**Task to carry out**
In the entries below, count the lines holding "name". Reply with the number only.

⁂

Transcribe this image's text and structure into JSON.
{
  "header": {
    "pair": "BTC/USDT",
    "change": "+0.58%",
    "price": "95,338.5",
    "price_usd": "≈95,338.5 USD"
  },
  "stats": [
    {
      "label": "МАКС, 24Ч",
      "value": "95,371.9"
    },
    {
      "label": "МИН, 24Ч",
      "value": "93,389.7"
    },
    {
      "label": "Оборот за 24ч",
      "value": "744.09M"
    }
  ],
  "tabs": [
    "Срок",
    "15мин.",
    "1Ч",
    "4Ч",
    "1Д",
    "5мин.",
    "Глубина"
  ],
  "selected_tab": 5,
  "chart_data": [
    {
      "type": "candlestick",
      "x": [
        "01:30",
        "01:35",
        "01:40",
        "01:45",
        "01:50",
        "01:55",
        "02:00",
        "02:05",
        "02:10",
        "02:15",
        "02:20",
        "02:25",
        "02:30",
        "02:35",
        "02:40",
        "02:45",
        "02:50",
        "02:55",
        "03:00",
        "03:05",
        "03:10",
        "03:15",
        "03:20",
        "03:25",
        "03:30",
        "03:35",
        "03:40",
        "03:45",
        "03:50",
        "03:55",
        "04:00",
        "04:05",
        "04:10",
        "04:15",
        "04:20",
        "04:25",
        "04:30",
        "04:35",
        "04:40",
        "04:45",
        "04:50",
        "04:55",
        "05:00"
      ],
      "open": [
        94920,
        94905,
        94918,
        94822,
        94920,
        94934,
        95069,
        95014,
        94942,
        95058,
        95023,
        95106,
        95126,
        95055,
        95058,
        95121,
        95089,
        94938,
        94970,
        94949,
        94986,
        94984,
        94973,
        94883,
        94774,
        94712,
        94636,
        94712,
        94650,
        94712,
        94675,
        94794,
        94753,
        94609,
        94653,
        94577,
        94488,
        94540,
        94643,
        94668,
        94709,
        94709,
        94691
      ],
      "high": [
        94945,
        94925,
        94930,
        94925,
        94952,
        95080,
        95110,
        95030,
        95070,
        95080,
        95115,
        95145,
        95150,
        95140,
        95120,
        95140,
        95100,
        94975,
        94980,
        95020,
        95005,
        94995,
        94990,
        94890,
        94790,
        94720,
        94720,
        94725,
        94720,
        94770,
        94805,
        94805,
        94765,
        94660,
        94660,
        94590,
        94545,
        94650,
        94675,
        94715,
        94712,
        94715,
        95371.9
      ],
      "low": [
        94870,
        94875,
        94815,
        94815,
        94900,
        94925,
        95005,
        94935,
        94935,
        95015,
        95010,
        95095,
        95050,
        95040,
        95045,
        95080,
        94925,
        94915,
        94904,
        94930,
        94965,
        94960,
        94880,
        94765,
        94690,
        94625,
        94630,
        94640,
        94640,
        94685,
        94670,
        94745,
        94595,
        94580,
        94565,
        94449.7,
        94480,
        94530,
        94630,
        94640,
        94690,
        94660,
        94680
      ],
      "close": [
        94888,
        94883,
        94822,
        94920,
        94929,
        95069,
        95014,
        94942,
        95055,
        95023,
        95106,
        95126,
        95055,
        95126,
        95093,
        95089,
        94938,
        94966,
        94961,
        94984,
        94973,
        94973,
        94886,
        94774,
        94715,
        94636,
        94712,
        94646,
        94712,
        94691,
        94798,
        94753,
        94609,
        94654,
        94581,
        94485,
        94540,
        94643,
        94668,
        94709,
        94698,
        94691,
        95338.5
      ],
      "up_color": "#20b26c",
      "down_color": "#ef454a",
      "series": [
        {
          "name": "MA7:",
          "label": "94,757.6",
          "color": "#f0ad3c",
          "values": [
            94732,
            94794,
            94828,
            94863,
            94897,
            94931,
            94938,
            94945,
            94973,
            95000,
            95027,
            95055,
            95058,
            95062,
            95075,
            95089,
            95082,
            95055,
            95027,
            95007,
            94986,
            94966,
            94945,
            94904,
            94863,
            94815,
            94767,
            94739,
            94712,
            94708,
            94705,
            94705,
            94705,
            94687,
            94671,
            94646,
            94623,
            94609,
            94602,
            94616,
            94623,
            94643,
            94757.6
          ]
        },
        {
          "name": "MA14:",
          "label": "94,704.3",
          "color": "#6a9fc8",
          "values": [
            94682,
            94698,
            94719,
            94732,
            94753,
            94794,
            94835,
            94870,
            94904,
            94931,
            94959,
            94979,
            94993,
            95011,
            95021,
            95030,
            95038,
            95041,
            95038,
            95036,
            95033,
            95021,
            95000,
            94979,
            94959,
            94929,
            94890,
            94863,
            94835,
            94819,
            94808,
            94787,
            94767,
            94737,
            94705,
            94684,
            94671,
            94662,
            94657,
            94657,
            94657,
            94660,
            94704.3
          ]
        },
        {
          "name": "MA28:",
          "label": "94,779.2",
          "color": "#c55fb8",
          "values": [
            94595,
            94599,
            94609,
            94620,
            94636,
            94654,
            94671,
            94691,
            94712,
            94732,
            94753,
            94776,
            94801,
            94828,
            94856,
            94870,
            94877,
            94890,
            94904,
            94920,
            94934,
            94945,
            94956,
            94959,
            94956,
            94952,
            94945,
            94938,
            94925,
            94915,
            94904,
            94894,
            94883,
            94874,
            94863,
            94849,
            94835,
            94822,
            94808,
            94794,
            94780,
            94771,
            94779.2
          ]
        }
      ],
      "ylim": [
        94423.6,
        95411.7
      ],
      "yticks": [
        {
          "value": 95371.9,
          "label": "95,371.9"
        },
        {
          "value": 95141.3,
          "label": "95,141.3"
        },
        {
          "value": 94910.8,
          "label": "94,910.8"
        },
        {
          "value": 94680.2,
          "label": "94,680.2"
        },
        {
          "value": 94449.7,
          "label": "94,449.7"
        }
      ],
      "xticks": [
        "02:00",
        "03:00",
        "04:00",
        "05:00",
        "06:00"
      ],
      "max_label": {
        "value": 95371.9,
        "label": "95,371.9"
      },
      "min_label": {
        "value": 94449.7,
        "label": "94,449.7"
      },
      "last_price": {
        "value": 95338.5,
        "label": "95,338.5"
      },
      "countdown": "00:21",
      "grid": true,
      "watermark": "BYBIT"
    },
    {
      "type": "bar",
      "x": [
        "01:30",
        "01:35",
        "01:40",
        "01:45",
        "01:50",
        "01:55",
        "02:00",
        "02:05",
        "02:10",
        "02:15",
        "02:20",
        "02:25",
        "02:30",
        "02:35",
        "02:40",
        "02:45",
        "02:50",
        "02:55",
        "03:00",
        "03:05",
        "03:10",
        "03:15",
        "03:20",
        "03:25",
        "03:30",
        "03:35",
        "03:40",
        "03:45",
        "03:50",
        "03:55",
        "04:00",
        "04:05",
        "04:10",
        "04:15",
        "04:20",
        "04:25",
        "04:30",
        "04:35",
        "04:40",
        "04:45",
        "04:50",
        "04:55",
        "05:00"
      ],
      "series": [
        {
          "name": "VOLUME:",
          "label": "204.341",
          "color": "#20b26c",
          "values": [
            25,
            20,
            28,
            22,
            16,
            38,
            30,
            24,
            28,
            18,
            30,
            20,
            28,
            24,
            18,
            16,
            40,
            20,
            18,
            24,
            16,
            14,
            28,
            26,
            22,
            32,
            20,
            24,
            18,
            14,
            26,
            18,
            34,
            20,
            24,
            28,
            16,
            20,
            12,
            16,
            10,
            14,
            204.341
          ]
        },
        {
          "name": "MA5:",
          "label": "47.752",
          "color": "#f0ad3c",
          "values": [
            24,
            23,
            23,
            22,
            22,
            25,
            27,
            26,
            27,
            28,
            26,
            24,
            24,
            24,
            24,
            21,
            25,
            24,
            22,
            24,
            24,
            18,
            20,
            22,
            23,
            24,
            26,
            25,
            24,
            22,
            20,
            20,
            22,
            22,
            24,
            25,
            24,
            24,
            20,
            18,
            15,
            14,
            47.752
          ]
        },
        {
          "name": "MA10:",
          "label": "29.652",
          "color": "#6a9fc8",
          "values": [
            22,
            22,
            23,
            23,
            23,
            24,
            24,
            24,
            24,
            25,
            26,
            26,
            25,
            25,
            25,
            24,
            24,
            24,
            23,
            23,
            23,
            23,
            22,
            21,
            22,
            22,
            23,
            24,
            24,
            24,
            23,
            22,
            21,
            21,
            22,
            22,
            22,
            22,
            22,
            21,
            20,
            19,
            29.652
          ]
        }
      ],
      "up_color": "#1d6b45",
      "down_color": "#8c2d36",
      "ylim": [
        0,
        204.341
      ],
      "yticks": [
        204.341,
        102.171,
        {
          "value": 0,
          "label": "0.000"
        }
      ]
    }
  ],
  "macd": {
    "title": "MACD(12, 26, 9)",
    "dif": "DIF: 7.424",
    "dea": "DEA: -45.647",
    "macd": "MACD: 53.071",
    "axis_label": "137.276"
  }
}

⁂

**Answer to this task**
6